CHALLENGE: Skip the pictures and extract all of the lines exactly as written.
============================================================
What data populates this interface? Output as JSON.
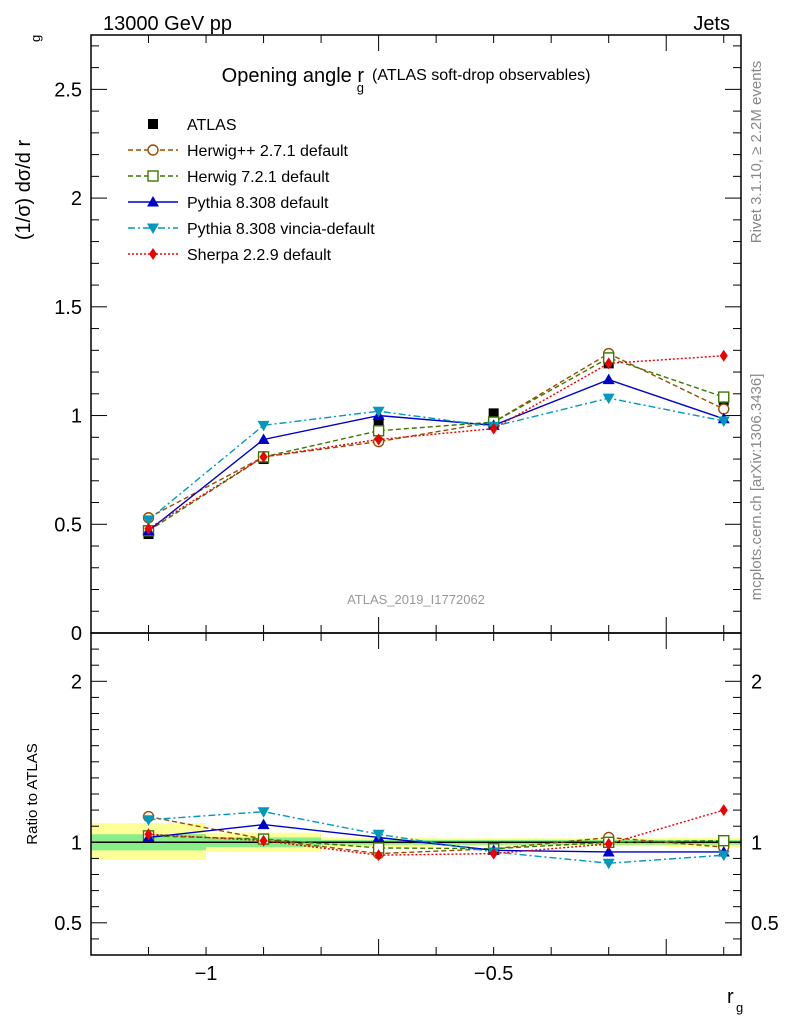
{
  "header": {
    "energy": "13000 GeV pp",
    "process": "Jets",
    "rivet": "Rivet 3.1.10, ≥ 2.2M events",
    "mcplots": "mcplots.cern.ch [arXiv:1306.3436]",
    "analysis_id": "ATLAS_2019_I1772062"
  },
  "chart_data": [
    {
      "type": "line",
      "title": "Opening angle r",
      "title_sub": "g",
      "title_note": "(ATLAS soft-drop observables)",
      "ylabel": "(1/σ) dσ/d r",
      "ylabel_sub": "g",
      "xlim": [
        -1.2,
        -0.07
      ],
      "ylim": [
        0,
        2.75
      ],
      "yticks": [
        "0",
        "0.5",
        "1",
        "1.5",
        "2",
        "2.5"
      ],
      "legend_position": "top-left",
      "x": [
        -1.1,
        -0.9,
        -0.7,
        -0.5,
        -0.3,
        -0.1
      ],
      "series": [
        {
          "name": "ATLAS",
          "color": "#000000",
          "marker": "square-filled",
          "dash": "none",
          "values": [
            0.455,
            0.8,
            0.97,
            1.01,
            1.24,
            1.07
          ]
        },
        {
          "name": "Herwig++ 2.7.1 default",
          "color": "#994c00",
          "marker": "circle-open",
          "dash": "dashed",
          "values": [
            0.53,
            0.81,
            0.88,
            0.97,
            1.285,
            1.03
          ]
        },
        {
          "name": "Herwig 7.2.1 default",
          "color": "#3a7a00",
          "marker": "square-open",
          "dash": "dashed",
          "values": [
            0.47,
            0.81,
            0.93,
            0.97,
            1.265,
            1.085
          ]
        },
        {
          "name": "Pythia 8.308 default",
          "color": "#0000cc",
          "marker": "triangle-up",
          "dash": "none",
          "values": [
            0.47,
            0.89,
            1.0,
            0.955,
            1.165,
            0.985
          ]
        },
        {
          "name": "Pythia 8.308 vincia-default",
          "color": "#0099bb",
          "marker": "triangle-down",
          "dash": "dashdot",
          "values": [
            0.52,
            0.955,
            1.02,
            0.95,
            1.08,
            0.975
          ]
        },
        {
          "name": "Sherpa 2.2.9 default",
          "color": "#ee0000",
          "marker": "diamond",
          "dash": "dotted",
          "values": [
            0.48,
            0.81,
            0.89,
            0.94,
            1.24,
            1.275
          ]
        }
      ]
    },
    {
      "type": "line",
      "ylabel": "Ratio to ATLAS",
      "xlabel": "r",
      "xlabel_sub": "g",
      "xlim": [
        -1.2,
        -0.07
      ],
      "ylim": [
        0.3,
        2.3
      ],
      "xticks": [
        "−1",
        "−0.5"
      ],
      "yticks": [
        "0.5",
        "1",
        "2"
      ],
      "x": [
        -1.1,
        -0.9,
        -0.7,
        -0.5,
        -0.3,
        -0.1
      ],
      "uncertainty_bands": [
        {
          "x_range": [
            -1.2,
            -1.0
          ],
          "inner": [
            0.95,
            1.05
          ],
          "outer": [
            0.89,
            1.12
          ]
        },
        {
          "x_range": [
            -1.0,
            -0.8
          ],
          "inner": [
            0.97,
            1.03
          ],
          "outer": [
            0.94,
            1.06
          ]
        },
        {
          "x_range": [
            -0.8,
            -0.6
          ],
          "inner": [
            0.985,
            1.015
          ],
          "outer": [
            0.97,
            1.03
          ]
        },
        {
          "x_range": [
            -0.6,
            -0.4
          ],
          "inner": [
            0.985,
            1.015
          ],
          "outer": [
            0.975,
            1.025
          ]
        },
        {
          "x_range": [
            -0.4,
            -0.2
          ],
          "inner": [
            0.985,
            1.015
          ],
          "outer": [
            0.975,
            1.025
          ]
        },
        {
          "x_range": [
            -0.2,
            -0.07
          ],
          "inner": [
            0.985,
            1.015
          ],
          "outer": [
            0.97,
            1.03
          ]
        }
      ],
      "series": [
        {
          "name": "Herwig++ 2.7.1 default",
          "values": [
            1.16,
            1.02,
            0.93,
            0.96,
            1.03,
            0.97
          ]
        },
        {
          "name": "Herwig 7.2.1 default",
          "values": [
            1.04,
            1.02,
            0.965,
            0.96,
            1.0,
            1.01
          ]
        },
        {
          "name": "Pythia 8.308 default",
          "values": [
            1.03,
            1.11,
            1.03,
            0.95,
            0.94,
            0.94
          ]
        },
        {
          "name": "Pythia 8.308 vincia-default",
          "values": [
            1.14,
            1.19,
            1.05,
            0.94,
            0.87,
            0.92
          ]
        },
        {
          "name": "Sherpa 2.2.9 default",
          "values": [
            1.05,
            1.01,
            0.92,
            0.93,
            0.99,
            1.2
          ]
        }
      ]
    }
  ]
}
============================================================
CORRECT RESPONSE:
What data populates this interface? Output as JSON.
{
  "header": {
    "energy": "13000 GeV pp",
    "process": "Jets",
    "rivet": "Rivet 3.1.10, ≥ 2.2M events",
    "mcplots": "mcplots.cern.ch [arXiv:1306.3436]",
    "analysis_id": "ATLAS_2019_I1772062"
  },
  "chart_data": [
    {
      "type": "line",
      "title": "Opening angle r",
      "title_sub": "g",
      "title_note": "(ATLAS soft-drop observables)",
      "ylabel": "(1/σ) dσ/d r",
      "ylabel_sub": "g",
      "xlim": [
        -1.2,
        -0.07
      ],
      "ylim": [
        0,
        2.75
      ],
      "yticks": [
        "0",
        "0.5",
        "1",
        "1.5",
        "2",
        "2.5"
      ],
      "legend_position": "top-left",
      "x": [
        -1.1,
        -0.9,
        -0.7,
        -0.5,
        -0.3,
        -0.1
      ],
      "series": [
        {
          "name": "ATLAS",
          "color": "#000000",
          "marker": "square-filled",
          "dash": "none",
          "values": [
            0.455,
            0.8,
            0.97,
            1.01,
            1.24,
            1.07
          ]
        },
        {
          "name": "Herwig++ 2.7.1 default",
          "color": "#994c00",
          "marker": "circle-open",
          "dash": "dashed",
          "values": [
            0.53,
            0.81,
            0.88,
            0.97,
            1.285,
            1.03
          ]
        },
        {
          "name": "Herwig 7.2.1 default",
          "color": "#3a7a00",
          "marker": "square-open",
          "dash": "dashed",
          "values": [
            0.47,
            0.81,
            0.93,
            0.97,
            1.265,
            1.085
          ]
        },
        {
          "name": "Pythia 8.308 default",
          "color": "#0000cc",
          "marker": "triangle-up",
          "dash": "none",
          "values": [
            0.47,
            0.89,
            1.0,
            0.955,
            1.165,
            0.985
          ]
        },
        {
          "name": "Pythia 8.308 vincia-default",
          "color": "#0099bb",
          "marker": "triangle-down",
          "dash": "dashdot",
          "values": [
            0.52,
            0.955,
            1.02,
            0.95,
            1.08,
            0.975
          ]
        },
        {
          "name": "Sherpa 2.2.9 default",
          "color": "#ee0000",
          "marker": "diamond",
          "dash": "dotted",
          "values": [
            0.48,
            0.81,
            0.89,
            0.94,
            1.24,
            1.275
          ]
        }
      ]
    },
    {
      "type": "line",
      "ylabel": "Ratio to ATLAS",
      "xlabel": "r",
      "xlabel_sub": "g",
      "xlim": [
        -1.2,
        -0.07
      ],
      "ylim": [
        0.3,
        2.3
      ],
      "xticks": [
        "−1",
        "−0.5"
      ],
      "yticks": [
        "0.5",
        "1",
        "2"
      ],
      "x": [
        -1.1,
        -0.9,
        -0.7,
        -0.5,
        -0.3,
        -0.1
      ],
      "uncertainty_bands": [
        {
          "x_range": [
            -1.2,
            -1.0
          ],
          "inner": [
            0.95,
            1.05
          ],
          "outer": [
            0.89,
            1.12
          ]
        },
        {
          "x_range": [
            -1.0,
            -0.8
          ],
          "inner": [
            0.97,
            1.03
          ],
          "outer": [
            0.94,
            1.06
          ]
        },
        {
          "x_range": [
            -0.8,
            -0.6
          ],
          "inner": [
            0.985,
            1.015
          ],
          "outer": [
            0.97,
            1.03
          ]
        },
        {
          "x_range": [
            -0.6,
            -0.4
          ],
          "inner": [
            0.985,
            1.015
          ],
          "outer": [
            0.975,
            1.025
          ]
        },
        {
          "x_range": [
            -0.4,
            -0.2
          ],
          "inner": [
            0.985,
            1.015
          ],
          "outer": [
            0.975,
            1.025
          ]
        },
        {
          "x_range": [
            -0.2,
            -0.07
          ],
          "inner": [
            0.985,
            1.015
          ],
          "outer": [
            0.97,
            1.03
          ]
        }
      ],
      "series": [
        {
          "name": "Herwig++ 2.7.1 default",
          "values": [
            1.16,
            1.02,
            0.93,
            0.96,
            1.03,
            0.97
          ]
        },
        {
          "name": "Herwig 7.2.1 default",
          "values": [
            1.04,
            1.02,
            0.965,
            0.96,
            1.0,
            1.01
          ]
        },
        {
          "name": "Pythia 8.308 default",
          "values": [
            1.03,
            1.11,
            1.03,
            0.95,
            0.94,
            0.94
          ]
        },
        {
          "name": "Pythia 8.308 vincia-default",
          "values": [
            1.14,
            1.19,
            1.05,
            0.94,
            0.87,
            0.92
          ]
        },
        {
          "name": "Sherpa 2.2.9 default",
          "values": [
            1.05,
            1.01,
            0.92,
            0.93,
            0.99,
            1.2
          ]
        }
      ]
    }
  ]
}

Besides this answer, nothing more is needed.